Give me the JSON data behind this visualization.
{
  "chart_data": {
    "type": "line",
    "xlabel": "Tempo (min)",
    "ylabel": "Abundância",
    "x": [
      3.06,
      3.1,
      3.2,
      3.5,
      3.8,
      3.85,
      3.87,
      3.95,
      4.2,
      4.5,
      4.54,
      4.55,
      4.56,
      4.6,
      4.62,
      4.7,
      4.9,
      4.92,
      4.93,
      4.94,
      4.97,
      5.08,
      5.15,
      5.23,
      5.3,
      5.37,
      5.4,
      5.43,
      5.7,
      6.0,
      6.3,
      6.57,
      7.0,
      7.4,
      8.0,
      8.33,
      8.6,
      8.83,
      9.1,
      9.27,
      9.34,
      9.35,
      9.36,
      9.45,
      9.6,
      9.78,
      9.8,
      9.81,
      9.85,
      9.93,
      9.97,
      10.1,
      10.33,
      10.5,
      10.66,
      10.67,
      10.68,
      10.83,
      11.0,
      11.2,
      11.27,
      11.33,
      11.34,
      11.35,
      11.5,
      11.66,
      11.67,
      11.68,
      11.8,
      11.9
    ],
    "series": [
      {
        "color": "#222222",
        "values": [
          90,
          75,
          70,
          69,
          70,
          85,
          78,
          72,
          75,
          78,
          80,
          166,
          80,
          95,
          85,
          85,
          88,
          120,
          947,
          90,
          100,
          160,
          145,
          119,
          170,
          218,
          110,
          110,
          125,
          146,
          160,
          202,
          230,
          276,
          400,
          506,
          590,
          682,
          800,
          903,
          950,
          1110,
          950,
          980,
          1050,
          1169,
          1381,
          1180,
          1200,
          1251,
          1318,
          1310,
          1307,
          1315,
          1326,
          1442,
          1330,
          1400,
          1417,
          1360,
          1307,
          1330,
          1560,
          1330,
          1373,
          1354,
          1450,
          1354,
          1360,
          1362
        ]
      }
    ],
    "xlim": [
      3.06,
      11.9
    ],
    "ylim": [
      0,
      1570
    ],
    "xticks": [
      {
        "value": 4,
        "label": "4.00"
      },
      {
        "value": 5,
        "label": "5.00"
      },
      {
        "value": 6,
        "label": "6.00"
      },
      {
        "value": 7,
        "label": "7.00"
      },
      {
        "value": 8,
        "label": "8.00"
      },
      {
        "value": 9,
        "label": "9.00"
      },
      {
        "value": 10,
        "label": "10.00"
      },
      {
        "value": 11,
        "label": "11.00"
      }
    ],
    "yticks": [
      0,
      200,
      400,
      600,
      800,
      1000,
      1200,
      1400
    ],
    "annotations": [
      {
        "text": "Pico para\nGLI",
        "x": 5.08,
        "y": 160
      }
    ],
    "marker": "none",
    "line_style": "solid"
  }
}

Task requirements
Extract the listing in its entirety and repeat it exactly.

Solution to the exercise
Give me the JSON data behind this visualization.
{
  "chart_data": {
    "type": "line",
    "xlabel": "Tempo (min)",
    "ylabel": "Abundância",
    "x": [
      3.06,
      3.1,
      3.2,
      3.5,
      3.8,
      3.85,
      3.87,
      3.95,
      4.2,
      4.5,
      4.54,
      4.55,
      4.56,
      4.6,
      4.62,
      4.7,
      4.9,
      4.92,
      4.93,
      4.94,
      4.97,
      5.08,
      5.15,
      5.23,
      5.3,
      5.37,
      5.4,
      5.43,
      5.7,
      6.0,
      6.3,
      6.57,
      7.0,
      7.4,
      8.0,
      8.33,
      8.6,
      8.83,
      9.1,
      9.27,
      9.34,
      9.35,
      9.36,
      9.45,
      9.6,
      9.78,
      9.8,
      9.81,
      9.85,
      9.93,
      9.97,
      10.1,
      10.33,
      10.5,
      10.66,
      10.67,
      10.68,
      10.83,
      11.0,
      11.2,
      11.27,
      11.33,
      11.34,
      11.35,
      11.5,
      11.66,
      11.67,
      11.68,
      11.8,
      11.9
    ],
    "series": [
      {
        "color": "#222222",
        "values": [
          90,
          75,
          70,
          69,
          70,
          85,
          78,
          72,
          75,
          78,
          80,
          166,
          80,
          95,
          85,
          85,
          88,
          120,
          947,
          90,
          100,
          160,
          145,
          119,
          170,
          218,
          110,
          110,
          125,
          146,
          160,
          202,
          230,
          276,
          400,
          506,
          590,
          682,
          800,
          903,
          950,
          1110,
          950,
          980,
          1050,
          1169,
          1381,
          1180,
          1200,
          1251,
          1318,
          1310,
          1307,
          1315,
          1326,
          1442,
          1330,
          1400,
          1417,
          1360,
          1307,
          1330,
          1560,
          1330,
          1373,
          1354,
          1450,
          1354,
          1360,
          1362
        ]
      }
    ],
    "xlim": [
      3.06,
      11.9
    ],
    "ylim": [
      0,
      1570
    ],
    "xticks": [
      {
        "value": 4,
        "label": "4.00"
      },
      {
        "value": 5,
        "label": "5.00"
      },
      {
        "value": 6,
        "label": "6.00"
      },
      {
        "value": 7,
        "label": "7.00"
      },
      {
        "value": 8,
        "label": "8.00"
      },
      {
        "value": 9,
        "label": "9.00"
      },
      {
        "value": 10,
        "label": "10.00"
      },
      {
        "value": 11,
        "label": "11.00"
      }
    ],
    "yticks": [
      0,
      200,
      400,
      600,
      800,
      1000,
      1200,
      1400
    ],
    "annotations": [
      {
        "text": "Pico para\nGLI",
        "x": 5.08,
        "y": 160
      }
    ],
    "marker": "none",
    "line_style": "solid"
  }
}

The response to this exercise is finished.